**ENTRIES PROVIDED**
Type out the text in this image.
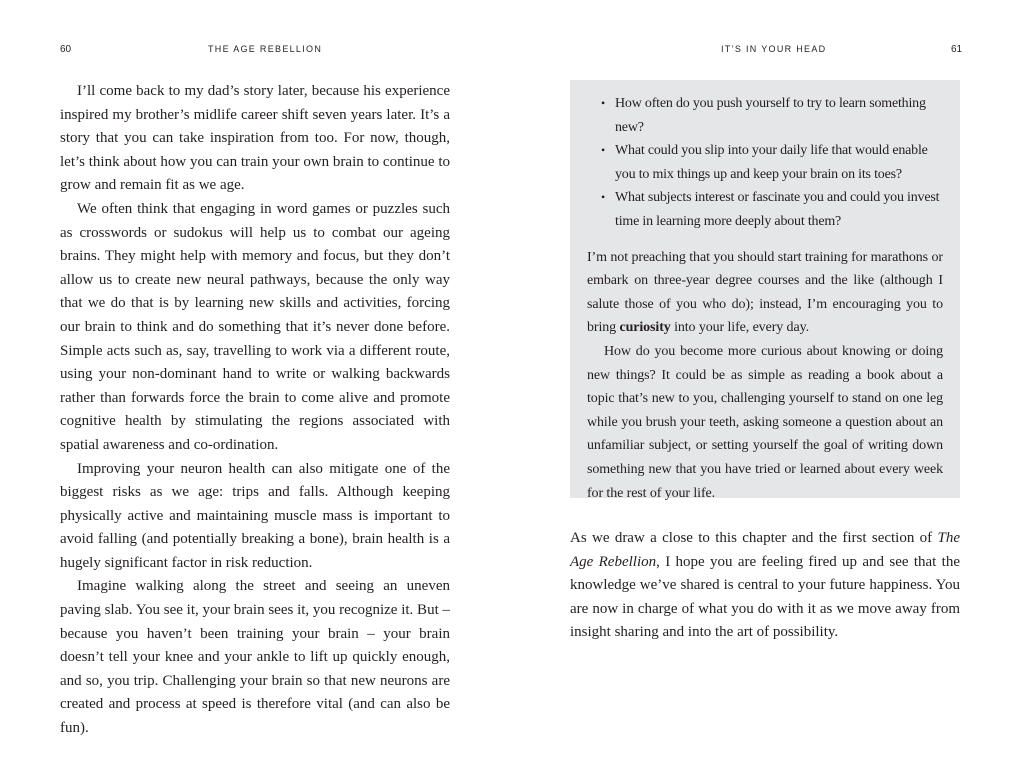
60	THE AGE REBELLION

I’ll come back to my dad’s story later, because his experience inspired my brother’s midlife career shift seven years later. It’s a story that you can take inspiration from too. For now, though, let’s think about how you can train your own brain to continue to grow and remain fit as we age.

We often think that engaging in word games or puzzles such as crosswords or sudokus will help us to combat our ageing brains. They might help with memory and focus, but they don’t allow us to create new neural pathways, because the only way that we do that is by learning new skills and activities, forcing our brain to think and do something that it’s never done before. Simple acts such as, say, travelling to work via a different route, using your non-dominant hand to write or walking backwards rather than forwards force the brain to come alive and promote cognitive health by stimulating the regions associated with spatial awareness and co-ordination.

Improving your neuron health can also mitigate one of the biggest risks as we age: trips and falls. Although keeping physically active and maintaining muscle mass is important to avoid falling (and potentially breaking a bone), brain health is a hugely significant factor in risk reduction.

Imagine walking along the street and seeing an uneven paving slab. You see it, your brain sees it, you recognize it. But – because you haven’t been training your brain – your brain doesn’t tell your knee and your ankle to lift up quickly enough, and so, you trip. Challenging your brain so that new neurons are created and process at speed is therefore vital (and can also be fun).

IT’S IN YOUR HEAD	61
• How often do you push yourself to try to learn something new?
• What could you slip into your daily life that would enable you to mix things up and keep your brain on its toes?
• What subjects interest or fascinate you and could you invest time in learning more deeply about them?

I’m not preaching that you should start training for marathons or embark on three-year degree courses and the like (although I salute those of you who do); instead, I’m encouraging you to bring curiosity into your life, every day.

How do you become more curious about knowing or doing new things? It could be as simple as reading a book about a topic that’s new to you, challenging yourself to stand on one leg while you brush your teeth, asking someone a question about an unfamiliar subject, or setting yourself the goal of writing down something new that you have tried or learned about every week for the rest of your life.

As we draw a close to this chapter and the first section of The Age Rebellion, I hope you are feeling fired up and see that the knowledge we’ve shared is central to your future happiness. You are now in charge of what you do with it as we move away from insight sharing and into the art of possibility.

**EXERCISE GOAL**
Copy out every line of the material above exactly, skipping the pictures.

**SOLUTION BELOW**
Type out the text in this image.
60	THE AGE REBELLION

I’ll come back to my dad’s story later, because his experience inspired my brother’s midlife career shift seven years later. It’s a story that you can take inspiration from too. For now, though, let’s think about how you can train your own brain to continue to grow and remain fit as we age.

We often think that engaging in word games or puzzles such as crosswords or sudokus will help us to combat our ageing brains. They might help with memory and focus, but they don’t allow us to create new neural pathways, because the only way that we do that is by learning new skills and activities, forcing our brain to think and do something that it’s never done before. Simple acts such as, say, travelling to work via a different route, using your non-dominant hand to write or walking backwards rather than forwards force the brain to come alive and promote cognitive health by stimulating the regions associated with spatial awareness and co-ordination.

Improving your neuron health can also mitigate one of the biggest risks as we age: trips and falls. Although keeping physically active and maintaining muscle mass is important to avoid falling (and potentially breaking a bone), brain health is a hugely significant factor in risk reduction.

Imagine walking along the street and seeing an uneven paving slab. You see it, your brain sees it, you recognize it. But – because you haven’t been training your brain – your brain doesn’t tell your knee and your ankle to lift up quickly enough, and so, you trip. Challenging your brain so that new neurons are created and process at speed is therefore vital (and can also be fun).

IT’S IN YOUR HEAD	61
• How often do you push yourself to try to learn something new?
• What could you slip into your daily life that would enable you to mix things up and keep your brain on its toes?
• What subjects interest or fascinate you and could you invest time in learning more deeply about them?

I’m not preaching that you should start training for marathons or embark on three-year degree courses and the like (although I salute those of you who do); instead, I’m encouraging you to bring curiosity into your life, every day.

How do you become more curious about knowing or doing new things? It could be as simple as reading a book about a topic that’s new to you, challenging yourself to stand on one leg while you brush your teeth, asking someone a question about an unfamiliar subject, or setting yourself the goal of writing down something new that you have tried or learned about every week for the rest of your life.

As we draw a close to this chapter and the first section of The Age Rebellion, I hope you are feeling fired up and see that the knowledge we’ve shared is central to your future happiness. You are now in charge of what you do with it as we move away from insight sharing and into the art of possibility.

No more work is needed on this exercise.